PROBLEM DESCRIPTION
From the records, output the lines verbatim, starting at the line containing "model-selector[interactable]: ✺ Orbit" and ending after the line containing "history-item-label: AI Story".
===== STORED ROWS
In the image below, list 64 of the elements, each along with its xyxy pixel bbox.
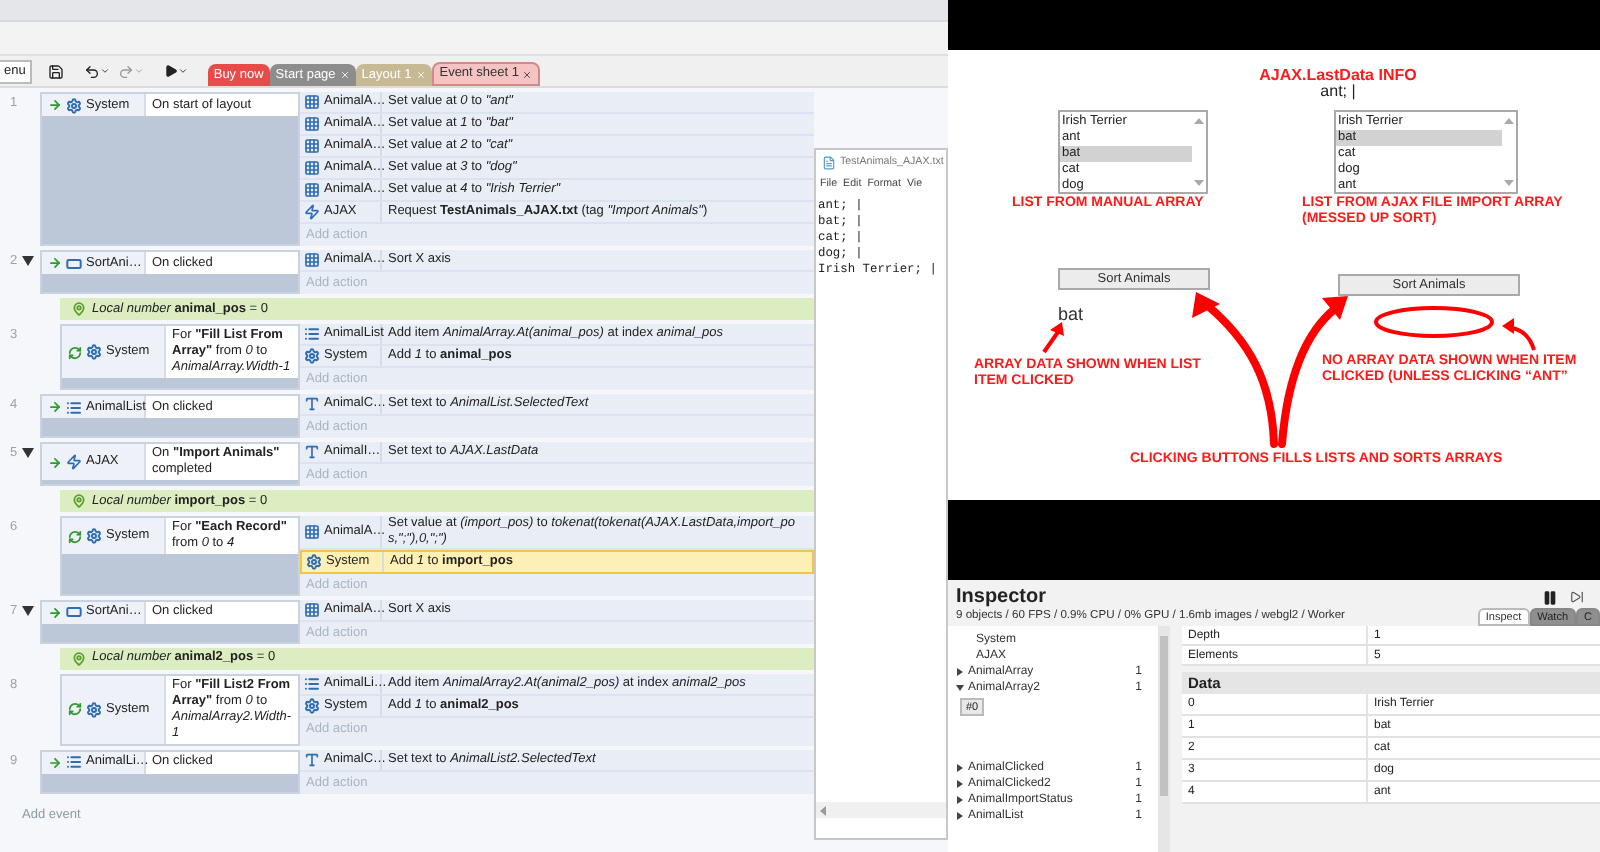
grid-icon [304, 524, 320, 540]
horizontal-scrollbar[interactable] [816, 802, 946, 818]
loop-icon [68, 702, 82, 717]
inspector-title: Inspector [956, 586, 1049, 608]
scribble-ellipse [1374, 306, 1494, 338]
list-icon [66, 754, 82, 771]
gear-icon [306, 553, 322, 570]
text-object-icon [304, 444, 320, 460]
expand-toggle[interactable] [956, 668, 964, 676]
text-object-icon [304, 396, 320, 412]
expand-toggle[interactable] [956, 684, 964, 692]
grid-icon [304, 94, 320, 110]
grid-icon [304, 116, 320, 132]
arrow-icon [48, 455, 62, 469]
expand-toggle[interactable] [956, 764, 964, 772]
arrow-icon [48, 256, 62, 270]
button-object-icon [66, 255, 82, 271]
pin-icon [72, 494, 86, 508]
list-icon [66, 399, 82, 415]
save-icon[interactable] [47, 63, 64, 79]
play-icon[interactable] [163, 64, 178, 78]
grid-icon [304, 160, 320, 176]
caret-icon[interactable] [99, 66, 110, 76]
arrow-icon [48, 755, 62, 770]
expand-toggle[interactable] [21, 448, 34, 458]
gear-icon [304, 697, 320, 714]
arrow-icon [48, 605, 62, 620]
gear-icon [86, 701, 102, 718]
loop-icon [68, 345, 82, 359]
grid-icon [304, 252, 320, 268]
grid-icon [304, 601, 320, 618]
expand-toggle[interactable] [956, 796, 964, 804]
text-object-icon [304, 751, 320, 768]
gear-icon [304, 348, 320, 364]
step-icon[interactable] [1570, 590, 1584, 604]
loop-icon [68, 529, 82, 543]
scrollbar[interactable] [1158, 626, 1170, 852]
arrow-icon [48, 98, 62, 112]
bolt-icon [304, 204, 320, 220]
info-value: ant; | [1318, 82, 1358, 100]
document-icon [822, 156, 836, 170]
pin-icon [72, 651, 86, 666]
list-icon [304, 675, 320, 692]
pause-icon[interactable] [1542, 589, 1558, 605]
info-title: AJAX.LastData INFO [1257, 64, 1419, 84]
undo-icon[interactable] [83, 63, 100, 79]
caret-icon[interactable] [177, 66, 188, 76]
small-arrow [1042, 322, 1064, 354]
bolt-icon [66, 454, 82, 470]
expand-toggle[interactable] [956, 780, 964, 788]
arrow-icon [48, 400, 62, 414]
small-arrow [1502, 318, 1536, 351]
expand-toggle[interactable] [21, 605, 34, 616]
list-icon [304, 326, 320, 342]
expand-toggle[interactable] [956, 812, 964, 820]
gear-icon [86, 528, 102, 544]
selected-value: bat [1058, 302, 1084, 328]
pin-icon [72, 302, 86, 316]
expand-toggle[interactable] [21, 256, 34, 266]
gear-icon [86, 344, 102, 360]
grid-icon [304, 138, 320, 154]
grid-icon [304, 182, 320, 198]
button-object-icon [66, 604, 82, 621]
gear-icon [66, 97, 82, 113]
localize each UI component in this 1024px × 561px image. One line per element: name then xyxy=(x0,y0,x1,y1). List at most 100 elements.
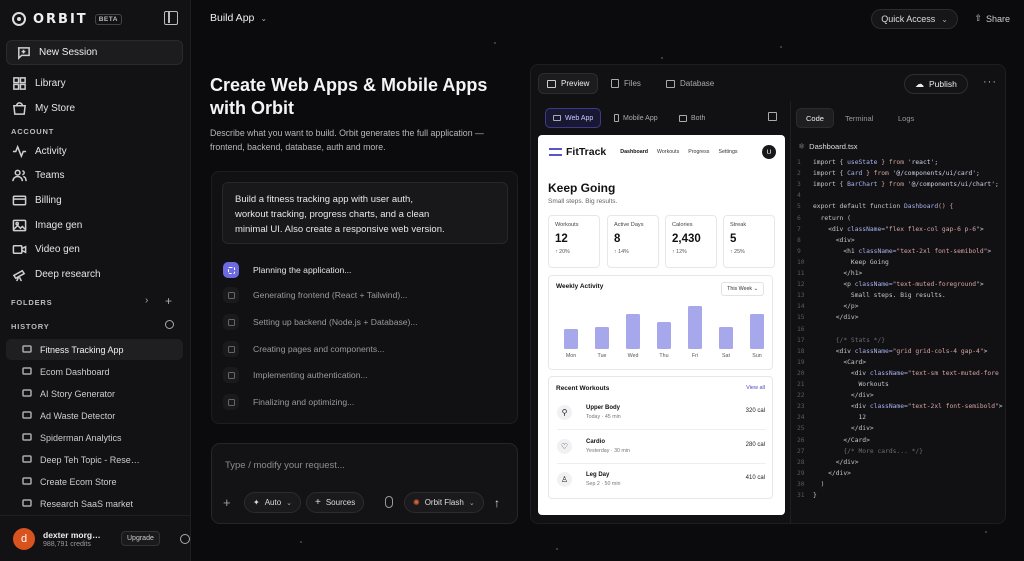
model-selector[interactable]: ✺ Orbit Flash ⌄ xyxy=(404,492,484,513)
info-icon[interactable] xyxy=(179,533,190,544)
tab-logs[interactable]: Logs xyxy=(889,108,923,128)
quick-access-button[interactable]: Quick Access ⌄ xyxy=(871,9,958,29)
history-item[interactable]: Research SaaS market xyxy=(6,493,183,514)
stat-card: Streak 5 ↑ 25% xyxy=(723,215,775,268)
nav-teams[interactable]: Teams xyxy=(6,164,183,186)
history-item-label: AI Story Generator xyxy=(40,388,116,399)
stat-label: Streak xyxy=(730,222,747,228)
code-editor[interactable]: 1 import { useState } from 'react'; 2 impor… xyxy=(797,157,1003,507)
desc-line: Describe what you want to build. Orbit g… xyxy=(210,128,484,138)
chevron-right-icon[interactable]: › xyxy=(145,295,148,306)
step-label: Implementing authentication... xyxy=(253,370,368,380)
stat-value: 5 xyxy=(730,233,737,245)
heart-icon: ♡ xyxy=(557,439,572,454)
plus-icon: + xyxy=(315,497,321,508)
send-icon[interactable]: ↑ xyxy=(494,496,500,510)
sidebar-toggle-icon[interactable] xyxy=(164,11,178,25)
flash-icon: ✺ xyxy=(413,498,420,507)
tab-label: Preview xyxy=(561,79,590,88)
tab-code[interactable]: Code xyxy=(796,108,834,128)
tab-files[interactable]: Files xyxy=(603,73,649,94)
history-item[interactable]: Fitness Tracking App xyxy=(6,339,183,360)
user-credits: 988,791 credits xyxy=(43,540,91,548)
history-item-label: Spiderman Analytics xyxy=(40,432,122,443)
code-filename: Dashboard.tsx xyxy=(809,142,858,151)
project-selector[interactable]: Build App ⌄ xyxy=(210,12,267,24)
nav-activity[interactable]: Activity xyxy=(6,140,183,162)
user-account[interactable]: d dexter morg… 988,791 credits Upgrade xyxy=(0,515,190,561)
workout-row[interactable]: ♡ Cardio Yesterday · 30 min 280 cal xyxy=(549,433,774,460)
new-session-button[interactable]: New Session xyxy=(6,40,183,65)
sources-label: Sources xyxy=(325,498,356,507)
share-button[interactable]: ⇧ Share xyxy=(974,13,1010,24)
history-item[interactable]: AI Story Generator xyxy=(6,383,183,404)
history-item-label: Ecom Dashboard xyxy=(40,366,110,377)
code-line: 29 </div> xyxy=(797,469,851,477)
bar-label: Fri xyxy=(691,353,699,359)
stat-delta: ↑ 20% xyxy=(555,249,570,255)
tab-label: Files xyxy=(624,79,641,88)
image-icon xyxy=(12,218,27,233)
nav-library[interactable]: Library xyxy=(6,72,183,94)
history-item[interactable]: Deep Teh Topic - Rese… xyxy=(6,449,183,470)
preview-nav-link[interactable]: Dashboard xyxy=(620,149,648,155)
prompt-line: workout tracking, progress charts, and a… xyxy=(235,209,430,220)
preview-nav-link[interactable]: Progress xyxy=(688,149,709,155)
history-item[interactable]: Ad Waste Detector xyxy=(6,405,183,426)
preview-avatar[interactable]: U xyxy=(762,145,776,159)
chat-icon xyxy=(22,410,32,419)
nav-video-gen[interactable]: Video gen xyxy=(6,238,183,260)
tab-terminal[interactable]: Terminal xyxy=(836,108,882,128)
microphone-icon[interactable] xyxy=(385,496,393,508)
workout-meta: Yesterday · 30 min xyxy=(586,448,630,454)
preview-nav-link[interactable]: Workouts xyxy=(657,149,679,155)
workout-row[interactable]: ♙ Leg Day Sep 2 · 50 min 410 cal xyxy=(549,466,774,493)
code-line: 25 </div> xyxy=(797,425,874,433)
code-line: 17 {/* Stats */} xyxy=(797,336,886,344)
tab-database[interactable]: Database xyxy=(658,73,722,94)
code-line: 8 <div> xyxy=(797,236,855,244)
sparkle-icon: ✦ xyxy=(253,498,260,507)
code-line: 30 ) xyxy=(797,480,825,488)
nav-my-store[interactable]: My Store xyxy=(6,97,183,119)
workout-cal: 410 cal xyxy=(745,475,765,481)
more-options-icon[interactable]: ··· xyxy=(983,76,997,88)
tab-preview[interactable]: Preview xyxy=(538,73,599,94)
step-label: Creating pages and components... xyxy=(253,344,385,354)
nav-billing[interactable]: Billing xyxy=(6,189,183,211)
nav-image-gen[interactable]: Image gen xyxy=(6,214,183,236)
star-dot xyxy=(780,46,782,48)
workout-row[interactable]: ⚲ Upper Body Today · 45 min 320 cal xyxy=(549,399,774,426)
request-input-placeholder[interactable]: Type / modify your request... xyxy=(225,460,345,471)
attach-icon[interactable]: + xyxy=(223,495,231,510)
search-history-icon[interactable] xyxy=(165,320,174,329)
new-session-label: New Session xyxy=(39,47,98,58)
view-web-app[interactable]: Web App xyxy=(545,108,602,128)
tab-label: Database xyxy=(680,79,715,88)
range-label: This Week xyxy=(727,286,753,292)
dumbbell-icon: ⚲ xyxy=(557,405,572,420)
range-select[interactable]: This Week ⌄ xyxy=(721,282,764,296)
folders-section-label: FOLDERS xyxy=(11,298,53,307)
sources-button[interactable]: + Sources xyxy=(306,492,365,513)
history-item[interactable]: Ecom Dashboard xyxy=(6,361,183,382)
step-label: Finalizing and optimizing... xyxy=(253,397,355,407)
user-prompt: Build a fitness tracking app with user a… xyxy=(222,182,508,244)
open-external-icon[interactable] xyxy=(768,112,777,121)
history-item[interactable]: Create Ecom Store xyxy=(6,471,183,492)
preview-nav-link[interactable]: Settings xyxy=(718,149,737,155)
upgrade-button[interactable]: Upgrade xyxy=(121,531,160,546)
nav-deep-research[interactable]: Deep research xyxy=(6,263,183,285)
auto-mode-button[interactable]: ✦ Auto ⌄ xyxy=(244,492,302,513)
code-line: 5 export default function Dashboard() { xyxy=(797,203,954,211)
view-both[interactable]: Both xyxy=(672,108,712,128)
history-item[interactable]: Spiderman Analytics xyxy=(6,427,183,448)
view-mobile-app[interactable]: Mobile App xyxy=(607,108,665,128)
add-folder-icon[interactable]: + xyxy=(165,294,172,308)
code-line: 7 <div className="flex flex-col gap-6 p-… xyxy=(797,225,984,233)
prompt-line: minimal UI. Also create a responsive web… xyxy=(235,224,445,235)
bar-fri xyxy=(688,306,702,349)
view-all-link[interactable]: View all xyxy=(746,385,765,391)
publish-button[interactable]: ☁ Publish xyxy=(904,74,968,94)
stat-label: Calories xyxy=(672,222,693,228)
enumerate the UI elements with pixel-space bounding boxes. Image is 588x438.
==========
EXERCISE RESPONSE
model-selector[interactable]: ✺ Orbit Flash ⌄ xyxy=(404,492,484,513)
info-icon[interactable] xyxy=(179,533,190,544)
tab-logs[interactable]: Logs xyxy=(889,108,923,128)
quick-access-button[interactable]: Quick Access ⌄ xyxy=(871,9,958,29)
history-item[interactable]: Research SaaS market xyxy=(6,493,183,514)
stat-card: Streak 5 ↑ 25% xyxy=(723,215,775,268)
nav-teams[interactable]: Teams xyxy=(6,164,183,186)
history-item-label: AI Story Generator xyxy=(40,388,116,399)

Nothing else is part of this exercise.